Start of Text
Minister of the Paraguayan Supreme Court of Justice
- In office 14 January 1881 – 11 January 1882
- In office 28 April 1887 – 10 May 1889

Personal details
- Born: 1832 Caraguatay, Paraguay
- Died: 1889 (aged 56–57)
- Awards: Officer of the National Order of Merit

Military service
- Allegiance: Paraguay
- Branch/service: Paraguayan Army; Paraguayan Navy;
- Years of service: –1889
- Rank: Capitán de navío
- Commands: Yporá [pt]; Timbó Fort Artillery Division; Pirapó;
- Battles/wars: Triple Alliance War Battle of Riachuelo; Humaitá campaign Battle of Itapirú; Battle of Curupayty; ; Pikysyry campaign Battle of Angostura (POW); ; ;

= Domingo Antonio Ortiz =

Paraguayan naval officer

Domingo Antonio Ortiz Mereles (1832 – 1889) was a Paraguayan naval officer and politician. He served with distinction in the Triple Alliance War, and after the conflict participated in various governments through the 1870s and 1880s.

== Biography ==
=== Early life and the Triple Alliance War ===
Ortiz was born in 1832 in Caraguatay, located less than 100 kilometers away from the capital Asunción. He joined the Paraguayan Army at a young age, trained as a gunner under a Brazilian military mission, and then joined the Paraguayan Navy in 1853.

When the Triple Alliance War started, he was already an officer. In 1865 he was made a Knight of the National Order of Merit. He fought in the Battle of Riachuelo as commander of the steamer Yporá, with 5 cannons, the first to have been built in Paraguay; he also fought in Curupayty as a gunner for the east battery, and for his bravery in this action was promoted to Officer in the National Order of Merit, and in the Battle of Itapirú, also as gunner, where he was promoted to lieutenant.

In 1868, he was promoted to Capitán de Corbeta (corvette captain), a rank which in today's Paraguayan Navy is equivalent to Lieutenant Commander. In 1867 he was named commander of the artillery in the Timbó Fort, but when the Angostura Fortress fell in 1868, he was taken prisoner together with the rest of its garrison, and thus survived the deadly last few years of the war.
End of Text
Work to complete:
Continue the biography of Domingo Antonio Ortiz, picking up after its final sentence.
Start of Material provided
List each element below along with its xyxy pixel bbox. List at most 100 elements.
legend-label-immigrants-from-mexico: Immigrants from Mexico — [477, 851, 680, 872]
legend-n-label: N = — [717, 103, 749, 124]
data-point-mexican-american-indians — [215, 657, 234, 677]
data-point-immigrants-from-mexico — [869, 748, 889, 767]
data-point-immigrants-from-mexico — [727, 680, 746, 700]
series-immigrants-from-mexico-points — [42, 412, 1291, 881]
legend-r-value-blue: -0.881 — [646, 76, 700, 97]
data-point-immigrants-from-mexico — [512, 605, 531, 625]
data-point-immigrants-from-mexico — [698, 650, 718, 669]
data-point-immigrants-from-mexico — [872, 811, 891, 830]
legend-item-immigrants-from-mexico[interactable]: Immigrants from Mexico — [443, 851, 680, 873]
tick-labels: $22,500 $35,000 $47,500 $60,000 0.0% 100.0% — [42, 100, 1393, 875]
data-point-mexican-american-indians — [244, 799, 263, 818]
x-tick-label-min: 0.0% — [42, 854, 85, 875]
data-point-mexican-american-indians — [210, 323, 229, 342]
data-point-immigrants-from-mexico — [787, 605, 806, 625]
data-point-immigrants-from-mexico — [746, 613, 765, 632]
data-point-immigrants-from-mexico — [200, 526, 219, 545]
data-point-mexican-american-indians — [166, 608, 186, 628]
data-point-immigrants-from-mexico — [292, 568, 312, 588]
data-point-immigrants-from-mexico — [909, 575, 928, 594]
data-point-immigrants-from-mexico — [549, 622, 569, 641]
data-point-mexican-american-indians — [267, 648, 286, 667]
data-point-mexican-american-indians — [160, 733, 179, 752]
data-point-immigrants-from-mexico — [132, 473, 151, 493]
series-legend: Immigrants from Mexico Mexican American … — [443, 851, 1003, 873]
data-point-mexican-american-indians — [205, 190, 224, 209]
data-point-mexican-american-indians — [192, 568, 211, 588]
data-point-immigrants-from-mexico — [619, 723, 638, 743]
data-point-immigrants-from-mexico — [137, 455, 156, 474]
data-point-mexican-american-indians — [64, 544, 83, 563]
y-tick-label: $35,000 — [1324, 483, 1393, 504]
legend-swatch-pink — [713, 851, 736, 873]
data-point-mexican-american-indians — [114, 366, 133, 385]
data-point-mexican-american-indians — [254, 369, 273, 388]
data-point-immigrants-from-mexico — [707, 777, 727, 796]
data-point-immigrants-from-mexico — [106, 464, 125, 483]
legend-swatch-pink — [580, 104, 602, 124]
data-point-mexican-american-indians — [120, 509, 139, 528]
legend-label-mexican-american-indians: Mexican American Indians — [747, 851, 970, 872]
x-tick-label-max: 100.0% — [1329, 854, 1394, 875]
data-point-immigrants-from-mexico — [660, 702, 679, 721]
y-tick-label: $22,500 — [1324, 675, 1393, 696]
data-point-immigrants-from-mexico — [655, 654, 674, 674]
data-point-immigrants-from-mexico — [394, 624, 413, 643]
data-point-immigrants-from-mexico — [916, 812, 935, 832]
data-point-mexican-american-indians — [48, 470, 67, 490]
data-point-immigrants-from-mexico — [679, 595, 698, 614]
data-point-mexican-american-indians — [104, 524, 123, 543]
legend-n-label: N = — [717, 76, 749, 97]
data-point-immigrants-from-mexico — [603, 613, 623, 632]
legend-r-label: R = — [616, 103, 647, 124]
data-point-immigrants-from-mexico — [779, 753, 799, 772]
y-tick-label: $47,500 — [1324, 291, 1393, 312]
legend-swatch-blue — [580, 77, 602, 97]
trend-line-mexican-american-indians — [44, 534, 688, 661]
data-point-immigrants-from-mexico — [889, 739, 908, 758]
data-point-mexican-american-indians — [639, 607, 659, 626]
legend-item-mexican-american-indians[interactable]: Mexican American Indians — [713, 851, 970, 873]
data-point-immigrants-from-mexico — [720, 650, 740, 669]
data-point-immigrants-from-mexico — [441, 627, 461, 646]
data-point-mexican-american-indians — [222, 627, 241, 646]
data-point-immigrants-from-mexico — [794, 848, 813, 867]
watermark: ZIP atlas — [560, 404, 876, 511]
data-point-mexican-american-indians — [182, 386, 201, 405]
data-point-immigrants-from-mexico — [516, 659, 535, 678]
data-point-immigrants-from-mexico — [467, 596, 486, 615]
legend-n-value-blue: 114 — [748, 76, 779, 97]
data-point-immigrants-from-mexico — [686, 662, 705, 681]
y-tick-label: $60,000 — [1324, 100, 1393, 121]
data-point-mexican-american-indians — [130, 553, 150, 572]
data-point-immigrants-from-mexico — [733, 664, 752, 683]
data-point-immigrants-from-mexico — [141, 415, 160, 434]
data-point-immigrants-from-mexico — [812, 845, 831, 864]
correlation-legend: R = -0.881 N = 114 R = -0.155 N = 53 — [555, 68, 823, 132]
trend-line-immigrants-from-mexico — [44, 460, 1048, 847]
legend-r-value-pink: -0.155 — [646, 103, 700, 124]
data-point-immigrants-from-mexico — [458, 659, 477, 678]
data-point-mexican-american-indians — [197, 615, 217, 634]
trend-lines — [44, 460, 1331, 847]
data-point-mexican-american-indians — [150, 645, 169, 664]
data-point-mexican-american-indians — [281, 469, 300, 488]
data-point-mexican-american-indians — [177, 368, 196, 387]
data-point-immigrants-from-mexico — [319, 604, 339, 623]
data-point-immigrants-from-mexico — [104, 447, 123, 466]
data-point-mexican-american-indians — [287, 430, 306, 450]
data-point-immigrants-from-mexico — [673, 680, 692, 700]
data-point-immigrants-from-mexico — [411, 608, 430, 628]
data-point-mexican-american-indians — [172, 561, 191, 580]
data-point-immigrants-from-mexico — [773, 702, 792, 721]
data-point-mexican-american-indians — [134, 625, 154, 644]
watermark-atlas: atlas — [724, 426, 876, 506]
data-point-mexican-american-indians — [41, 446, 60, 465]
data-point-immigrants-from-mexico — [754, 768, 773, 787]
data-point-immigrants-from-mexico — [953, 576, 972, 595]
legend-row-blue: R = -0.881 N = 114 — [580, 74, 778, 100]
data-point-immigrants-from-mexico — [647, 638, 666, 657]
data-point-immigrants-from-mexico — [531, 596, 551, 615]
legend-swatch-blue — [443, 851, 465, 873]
End of Material provided
Answer to this task:
===After the War===
After his release in 1870, he soon returned to Paraguay, where he was named judge in a court of first instance, a position he held until September 1871, when he left to briefly assume the Ministry of Justice, Religion and Public Education of Paraguay, resigning by the year's end. He had already been named head of Asunción's port in August of the same year.

In 1872 he was designated as head of the Paraguayan commission assigned to determine the post-war borders with Brazil, a post which he held until 1875. In 1874 he briefly was Administrator of the National Railway; in late 1876 he then was made Attorney General for the State, a designation he kept until January 1881, when he was made Minister of the Supreme Court.

In January 1882 however he was made captain of the Paraguayan Navy's only ship at the time, the newly acquired Pirapó, a 440-ton steamer. In 1888 he was made Capitán de Navío, which then was the highest rank attainable in the Navy, and was responsible for retaking Bahía Negra from Bolivian forces, which had been present there since 1885. Since 1887 he had been a Minister of the Supreme Court again; he was removed from the post briefly before his death after a controversy involving the reversal of a decision made by the Chamber of Deputies.

In 1889, the year in which he died, he had a disagreement with the senator José Segundo Decoud over the latter's campaign to become president, one which culminated in a challenge by Ortiz for a duel; Decoud rejected the challenge, however.

The wide variety of positions he assumed in the post-war era are in great part a result of the small amount of able men of the political elite in Asunción (a consequence of the terrible loss of life in Paraguay during the Triple Alliance War). In particular many ex-military men were called upon to perform duties in the judiciary and in the country's general administration, even if they had no previous experience in these fields.